-- START EXCERPTED TEXT --

AI implies compression, for Natural Language has words with more than
one meaning. I will be using a second language (Spanish) to describe
meanings.

Lock = eclusia, cerradura
Spring = primavera, ressorte, mamantal

These meanings are completely different, although us as intelligent
beings find no difficulty in getting the correct one. Let us construct
a compressed language. Suppose our language consists of 256 separate
words (including punctuation marks). These words have multiple meanings
which we try to separate as much as possible. Having put Wiki, or any
other text into this language we see if English can be reconstructed.
This reconstruction being done in an AI way. An AI way being the way
you would translate English into Spanish. Extra markers are put in, in
the rare event of an ambiguity. We can then use the compression
algorithms previously attempted.

In fact a data stream is incompressible iff the digits are completely
random. This definition is the basic information theoretic definition.
http://www.idsia.ch/~marcus/ai/paixi.pdf
It is clear that Hutter himself envisages an AI approach in his paper.
Consider

El barco attravesta una cerradura.

If we choose "eclusia" using "attravesta" our AI has not gained
anything over the word grouping approach used in existing algorithms.

-- END EXCERPTED TEXT --
-- START SUPPLIED RECORDS --

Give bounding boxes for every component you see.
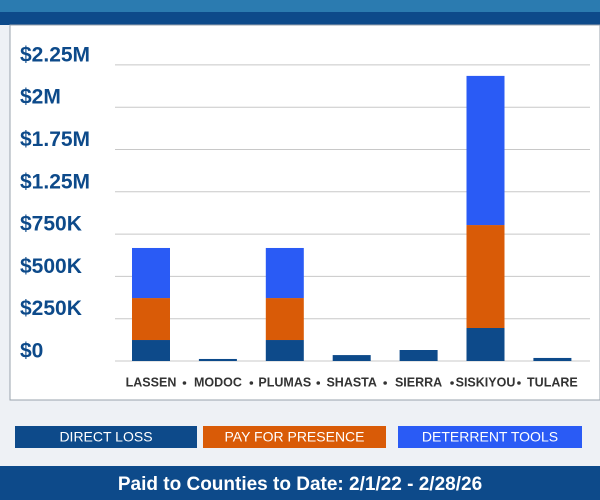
- bar-segment: [533, 357, 572, 361]
- separator-dot: [517, 381, 521, 385]
- bar-segment: [132, 340, 170, 361]
- separator-dot: [182, 381, 187, 385]
- legend-label: DETERRENT TOOLS: [422, 429, 558, 445]
- x-tick-label: SISKIYOU: [456, 375, 516, 389]
- x-tick-label: TULARE: [527, 375, 578, 389]
- x-tick-label: PLUMAS: [258, 375, 311, 389]
- y-tick-label: $1.25M: [20, 170, 90, 193]
- bar-segment: [265, 298, 304, 341]
- bar-segment: [466, 328, 505, 361]
- header-band: [0, 0, 600, 12]
- legend-swatch: [15, 426, 197, 448]
- y-tick-label: $0: [20, 340, 43, 363]
- x-tick-label: SIERRA: [395, 375, 442, 389]
- bar-segment: [332, 355, 371, 361]
- y-tick-label: $250K: [20, 297, 82, 320]
- bar-segment: [132, 247, 170, 299]
- bar-segment: [399, 350, 438, 361]
- bar-segment: [198, 358, 237, 361]
- y-tick-label: $500K: [20, 255, 82, 278]
- separator-dot: [316, 381, 321, 385]
- legend-swatch: [203, 426, 386, 448]
- footer-text: Paid to Counties to Date: 2/1/22 - 2/28/…: [118, 474, 482, 495]
- separator-dot: [383, 381, 387, 385]
- y-tick-label: $1.75M: [20, 128, 90, 151]
- legend-label: DIRECT LOSS: [59, 429, 152, 445]
- bar-segment: [265, 247, 304, 299]
- y-tick-label: $2.25M: [20, 43, 90, 66]
- legend-swatch: [398, 426, 582, 448]
- bar-segment: [466, 75, 505, 226]
- y-tick-label: $750K: [20, 213, 82, 236]
- x-tick-label: MODOC: [194, 375, 242, 389]
- bar-segment: [265, 340, 304, 361]
- y-tick-label: $2M: [20, 86, 61, 109]
- footer-band: [0, 466, 600, 500]
- header-band: [0, 12, 600, 25]
- x-tick-label: SHASTA: [326, 375, 376, 389]
- separator-dot: [249, 381, 254, 385]
- bar-segment: [466, 225, 505, 329]
- bar-segment: [132, 298, 170, 341]
- separator-dot: [450, 381, 454, 385]
- legend-label: PAY FOR PRESENCE: [224, 429, 364, 445]
- x-tick-label: LASSEN: [126, 375, 177, 389]
- chart-panel: [9, 24, 600, 401]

-- END SUPPLIED RECORDS --

REQUEST:
Answer these questions using the passage on AI and compression.
(a) Which second language does the writer use to describe meanings?
(b) How many separate words make up the proposed compressed language?
(c) Under what condition is a data stream incompressible?
Work only from the passage on AI and compression.

RESULT:
(a) Spanish.
(b) 256 separate words, including punctuation marks.
(c) When its digits are completely random.